# WHAT THE TASK REQUIRES
Send back the entries below exactly as they appear.

# SUPPLIED RECORDS
•••

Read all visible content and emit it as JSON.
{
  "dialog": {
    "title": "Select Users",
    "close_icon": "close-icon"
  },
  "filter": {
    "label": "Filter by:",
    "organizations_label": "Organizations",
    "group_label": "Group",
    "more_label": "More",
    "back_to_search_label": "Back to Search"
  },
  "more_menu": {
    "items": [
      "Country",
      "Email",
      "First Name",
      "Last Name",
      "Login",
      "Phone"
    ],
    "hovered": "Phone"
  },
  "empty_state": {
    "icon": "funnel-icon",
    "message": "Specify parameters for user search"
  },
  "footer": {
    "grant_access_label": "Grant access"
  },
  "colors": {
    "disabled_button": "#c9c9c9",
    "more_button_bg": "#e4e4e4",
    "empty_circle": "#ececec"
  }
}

•••

# WORKED SOLUTION
Read all visible content and emit it as JSON.
{
  "dialog": {
    "title": "Select Users",
    "close_icon": "close-icon"
  },
  "filter": {
    "label": "Filter by:",
    "organizations_label": "Organizations",
    "group_label": "Group",
    "more_label": "More",
    "back_to_search_label": "Back to Search"
  },
  "more_menu": {
    "items": [
      "Country",
      "Email",
      "First Name",
      "Last Name",
      "Login",
      "Phone"
    ],
    "hovered": "Phone"
  },
  "empty_state": {
    "icon": "funnel-icon",
    "message": "Specify parameters for user search"
  },
  "footer": {
    "grant_access_label": "Grant access"
  },
  "colors": {
    "disabled_button": "#c9c9c9",
    "more_button_bg": "#e4e4e4",
    "empty_circle": "#ececec"
  }
}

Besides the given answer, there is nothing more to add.